Work to complete:
Every record must be repeated exactly; omit any pictures they contain.

Stored data entries:
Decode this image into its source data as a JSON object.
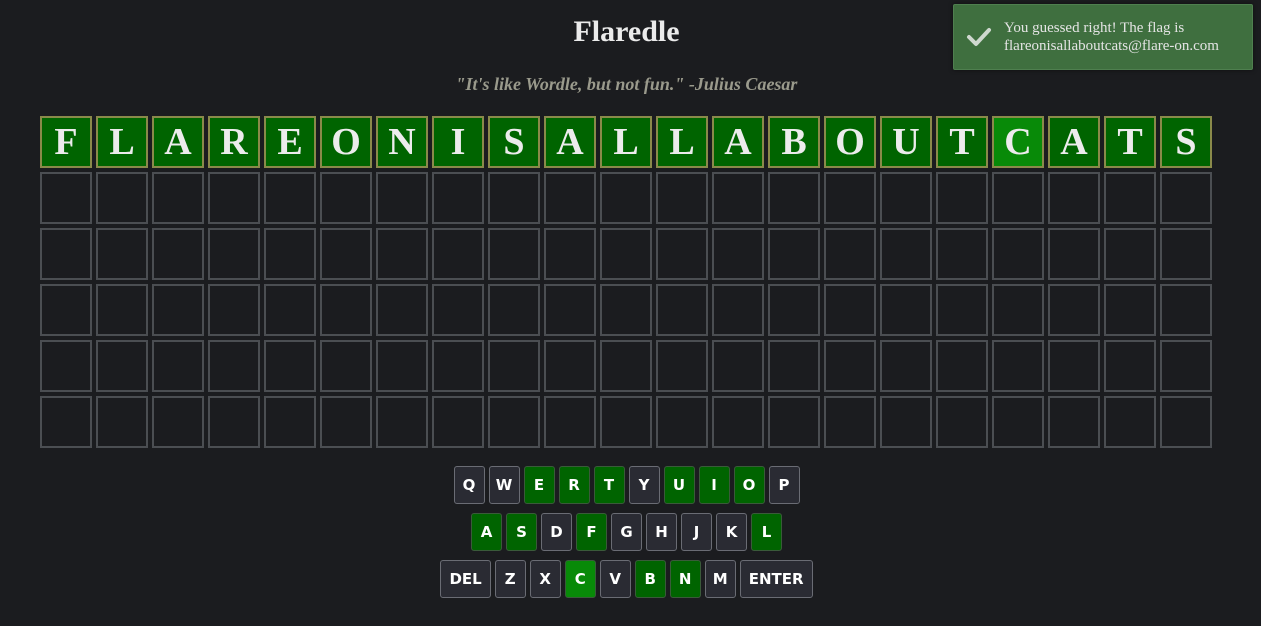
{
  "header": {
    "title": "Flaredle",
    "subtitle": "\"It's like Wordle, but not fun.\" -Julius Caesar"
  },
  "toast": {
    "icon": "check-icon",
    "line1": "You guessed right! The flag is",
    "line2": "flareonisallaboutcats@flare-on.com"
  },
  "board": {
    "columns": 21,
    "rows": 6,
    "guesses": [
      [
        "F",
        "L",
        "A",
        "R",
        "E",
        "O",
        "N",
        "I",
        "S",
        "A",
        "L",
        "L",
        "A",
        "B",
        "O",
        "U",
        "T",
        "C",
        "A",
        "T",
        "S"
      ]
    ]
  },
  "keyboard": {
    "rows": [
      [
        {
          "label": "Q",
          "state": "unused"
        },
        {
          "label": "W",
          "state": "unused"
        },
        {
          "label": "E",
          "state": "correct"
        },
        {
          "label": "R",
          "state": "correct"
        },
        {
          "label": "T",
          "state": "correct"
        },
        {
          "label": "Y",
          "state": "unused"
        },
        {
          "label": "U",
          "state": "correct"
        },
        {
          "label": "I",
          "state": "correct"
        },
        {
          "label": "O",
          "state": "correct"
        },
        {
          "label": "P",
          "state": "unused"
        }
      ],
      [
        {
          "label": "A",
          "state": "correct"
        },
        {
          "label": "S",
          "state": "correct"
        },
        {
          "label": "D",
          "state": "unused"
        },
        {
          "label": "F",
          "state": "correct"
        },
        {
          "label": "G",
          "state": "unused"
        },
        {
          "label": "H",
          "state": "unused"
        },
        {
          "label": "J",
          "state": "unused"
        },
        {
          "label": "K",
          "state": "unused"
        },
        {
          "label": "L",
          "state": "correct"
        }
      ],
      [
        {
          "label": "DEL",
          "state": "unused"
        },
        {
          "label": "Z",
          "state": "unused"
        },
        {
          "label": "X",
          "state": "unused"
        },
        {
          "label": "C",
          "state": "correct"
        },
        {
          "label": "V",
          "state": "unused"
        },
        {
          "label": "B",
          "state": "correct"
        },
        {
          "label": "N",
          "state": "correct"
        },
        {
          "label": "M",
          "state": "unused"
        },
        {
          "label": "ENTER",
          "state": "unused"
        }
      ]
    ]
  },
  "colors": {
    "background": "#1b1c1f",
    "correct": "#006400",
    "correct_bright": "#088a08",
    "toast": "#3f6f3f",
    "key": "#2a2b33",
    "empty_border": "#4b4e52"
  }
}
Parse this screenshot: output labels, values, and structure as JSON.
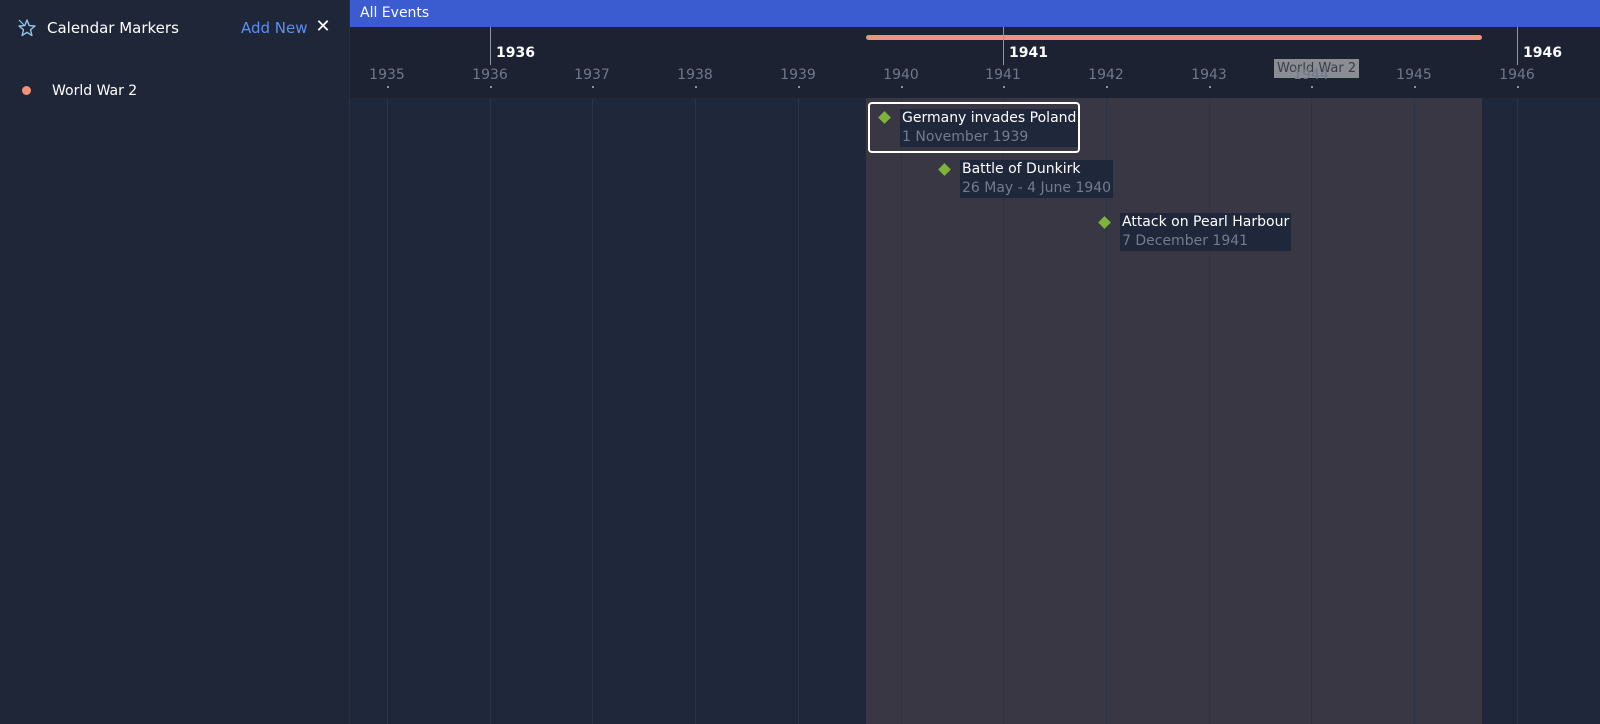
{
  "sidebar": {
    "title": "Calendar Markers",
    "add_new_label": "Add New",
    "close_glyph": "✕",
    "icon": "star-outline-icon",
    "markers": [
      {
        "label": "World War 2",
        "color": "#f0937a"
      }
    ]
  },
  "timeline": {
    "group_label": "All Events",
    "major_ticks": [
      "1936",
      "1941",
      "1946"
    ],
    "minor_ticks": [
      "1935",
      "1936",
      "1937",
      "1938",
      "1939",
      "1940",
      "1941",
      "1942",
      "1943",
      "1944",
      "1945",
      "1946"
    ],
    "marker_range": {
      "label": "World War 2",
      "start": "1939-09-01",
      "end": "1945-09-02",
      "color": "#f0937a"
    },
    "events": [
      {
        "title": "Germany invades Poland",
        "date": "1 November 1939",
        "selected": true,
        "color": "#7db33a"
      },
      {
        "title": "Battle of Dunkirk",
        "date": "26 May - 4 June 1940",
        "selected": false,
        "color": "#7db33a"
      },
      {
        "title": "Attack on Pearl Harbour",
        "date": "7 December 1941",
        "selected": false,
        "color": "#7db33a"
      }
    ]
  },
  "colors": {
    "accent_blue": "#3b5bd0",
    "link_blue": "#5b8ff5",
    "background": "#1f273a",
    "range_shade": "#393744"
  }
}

Correct result:
Decode this image into its source data as a JSON object.
{
  "header": {
    "title": "Flaredle",
    "subtitle": "\"It's like Wordle, but not fun.\" -Julius Caesar"
  },
  "toast": {
    "icon": "check-icon",
    "line1": "You guessed right! The flag is",
    "line2": "flareonisallaboutcats@flare-on.com"
  },
  "board": {
    "columns": 21,
    "rows": 6,
    "guesses": [
      [
        "F",
        "L",
        "A",
        "R",
        "E",
        "O",
        "N",
        "I",
        "S",
        "A",
        "L",
        "L",
        "A",
        "B",
        "O",
        "U",
        "T",
        "C",
        "A",
        "T",
        "S"
      ]
    ]
  },
  "keyboard": {
    "rows": [
      [
        {
          "label": "Q",
          "state": "unused"
        },
        {
          "label": "W",
          "state": "unused"
        },
        {
          "label": "E",
          "state": "correct"
        },
        {
          "label": "R",
          "state": "correct"
        },
        {
          "label": "T",
          "state": "correct"
        },
        {
          "label": "Y",
          "state": "unused"
        },
        {
          "label": "U",
          "state": "correct"
        },
        {
          "label": "I",
          "state": "correct"
        },
        {
          "label": "O",
          "state": "correct"
        },
        {
          "label": "P",
          "state": "unused"
        }
      ],
      [
        {
          "label": "A",
          "state": "correct"
        },
        {
          "label": "S",
          "state": "correct"
        },
        {
          "label": "D",
          "state": "unused"
        },
        {
          "label": "F",
          "state": "correct"
        },
        {
          "label": "G",
          "state": "unused"
        },
        {
          "label": "H",
          "state": "unused"
        },
        {
          "label": "J",
          "state": "unused"
        },
        {
          "label": "K",
          "state": "unused"
        },
        {
          "label": "L",
          "state": "correct"
        }
      ],
      [
        {
          "label": "DEL",
          "state": "unused"
        },
        {
          "label": "Z",
          "state": "unused"
        },
        {
          "label": "X",
          "state": "unused"
        },
        {
          "label": "C",
          "state": "correct"
        },
        {
          "label": "V",
          "state": "unused"
        },
        {
          "label": "B",
          "state": "correct"
        },
        {
          "label": "N",
          "state": "correct"
        },
        {
          "label": "M",
          "state": "unused"
        },
        {
          "label": "ENTER",
          "state": "unused"
        }
      ]
    ]
  },
  "colors": {
    "background": "#1b1c1f",
    "correct": "#006400",
    "correct_bright": "#088a08",
    "toast": "#3f6f3f",
    "key": "#2a2b33",
    "empty_border": "#4b4e52"
  }
}
Parse this screenshot: output labels, values, and structure as JSON.
{
  "sidebar": {
    "title": "Calendar Markers",
    "add_new_label": "Add New",
    "close_glyph": "✕",
    "icon": "star-outline-icon",
    "markers": [
      {
        "label": "World War 2",
        "color": "#f0937a"
      }
    ]
  },
  "timeline": {
    "group_label": "All Events",
    "major_ticks": [
      "1936",
      "1941",
      "1946"
    ],
    "minor_ticks": [
      "1935",
      "1936",
      "1937",
      "1938",
      "1939",
      "1940",
      "1941",
      "1942",
      "1943",
      "1944",
      "1945",
      "1946"
    ],
    "marker_range": {
      "label": "World War 2",
      "start": "1939-09-01",
      "end": "1945-09-02",
      "color": "#f0937a"
    },
    "events": [
      {
        "title": "Germany invades Poland",
        "date": "1 November 1939",
        "selected": true,
        "color": "#7db33a"
      },
      {
        "title": "Battle of Dunkirk",
        "date": "26 May - 4 June 1940",
        "selected": false,
        "color": "#7db33a"
      },
      {
        "title": "Attack on Pearl Harbour",
        "date": "7 December 1941",
        "selected": false,
        "color": "#7db33a"
      }
    ]
  },
  "colors": {
    "accent_blue": "#3b5bd0",
    "link_blue": "#5b8ff5",
    "background": "#1f273a",
    "range_shade": "#393744"
  }
}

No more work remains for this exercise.